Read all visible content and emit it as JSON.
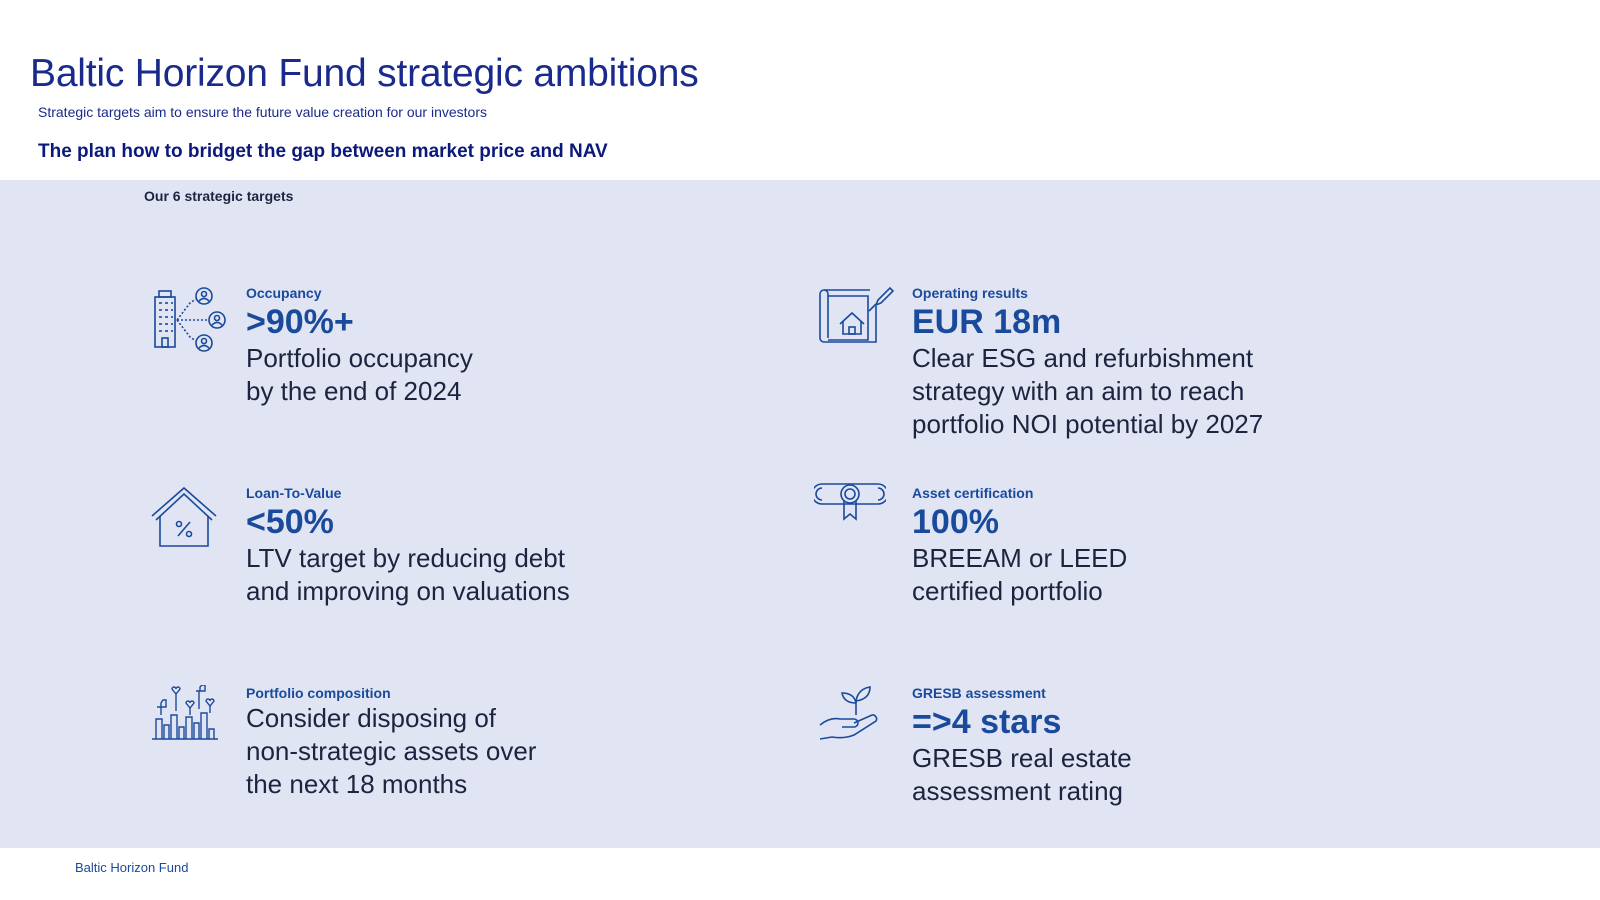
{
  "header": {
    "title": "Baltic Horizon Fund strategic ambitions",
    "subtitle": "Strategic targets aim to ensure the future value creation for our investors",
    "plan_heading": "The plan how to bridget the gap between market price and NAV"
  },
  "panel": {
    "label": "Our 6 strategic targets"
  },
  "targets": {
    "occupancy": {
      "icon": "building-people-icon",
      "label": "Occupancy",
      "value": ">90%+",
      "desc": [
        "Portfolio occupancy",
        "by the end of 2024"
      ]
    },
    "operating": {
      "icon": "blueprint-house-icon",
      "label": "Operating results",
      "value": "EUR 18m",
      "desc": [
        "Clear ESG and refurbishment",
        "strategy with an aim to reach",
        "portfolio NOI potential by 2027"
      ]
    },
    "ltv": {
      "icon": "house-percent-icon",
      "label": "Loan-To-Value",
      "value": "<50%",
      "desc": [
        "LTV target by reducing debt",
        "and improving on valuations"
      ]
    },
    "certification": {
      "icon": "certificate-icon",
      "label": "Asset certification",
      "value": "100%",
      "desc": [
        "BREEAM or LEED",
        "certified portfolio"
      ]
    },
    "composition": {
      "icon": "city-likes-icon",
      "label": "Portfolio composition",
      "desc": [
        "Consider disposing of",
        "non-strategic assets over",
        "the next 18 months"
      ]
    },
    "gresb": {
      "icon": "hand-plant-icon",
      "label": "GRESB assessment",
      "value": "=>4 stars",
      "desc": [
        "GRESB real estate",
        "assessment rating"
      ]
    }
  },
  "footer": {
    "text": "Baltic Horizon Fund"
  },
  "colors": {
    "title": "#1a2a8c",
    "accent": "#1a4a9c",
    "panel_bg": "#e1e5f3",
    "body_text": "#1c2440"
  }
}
☆ ☆ ☆ ☆
Print every record above exactly as written, leaving out the pictures.

Read all visible content and emit it as JSON.
{
  "header": {
    "title": "Baltic Horizon Fund strategic ambitions",
    "subtitle": "Strategic targets aim to ensure the future value creation for our investors",
    "plan_heading": "The plan how to bridget the gap between market price and NAV"
  },
  "panel": {
    "label": "Our 6 strategic targets"
  },
  "targets": {
    "occupancy": {
      "icon": "building-people-icon",
      "label": "Occupancy",
      "value": ">90%+",
      "desc": [
        "Portfolio occupancy",
        "by the end of 2024"
      ]
    },
    "operating": {
      "icon": "blueprint-house-icon",
      "label": "Operating results",
      "value": "EUR 18m",
      "desc": [
        "Clear ESG and refurbishment",
        "strategy with an aim to reach",
        "portfolio NOI potential by 2027"
      ]
    },
    "ltv": {
      "icon": "house-percent-icon",
      "label": "Loan-To-Value",
      "value": "<50%",
      "desc": [
        "LTV target by reducing debt",
        "and improving on valuations"
      ]
    },
    "certification": {
      "icon": "certificate-icon",
      "label": "Asset certification",
      "value": "100%",
      "desc": [
        "BREEAM or LEED",
        "certified portfolio"
      ]
    },
    "composition": {
      "icon": "city-likes-icon",
      "label": "Portfolio composition",
      "desc": [
        "Consider disposing of",
        "non-strategic assets over",
        "the next 18 months"
      ]
    },
    "gresb": {
      "icon": "hand-plant-icon",
      "label": "GRESB assessment",
      "value": "=>4 stars",
      "desc": [
        "GRESB real estate",
        "assessment rating"
      ]
    }
  },
  "footer": {
    "text": "Baltic Horizon Fund"
  },
  "colors": {
    "title": "#1a2a8c",
    "accent": "#1a4a9c",
    "panel_bg": "#e1e5f3",
    "body_text": "#1c2440"
  }
}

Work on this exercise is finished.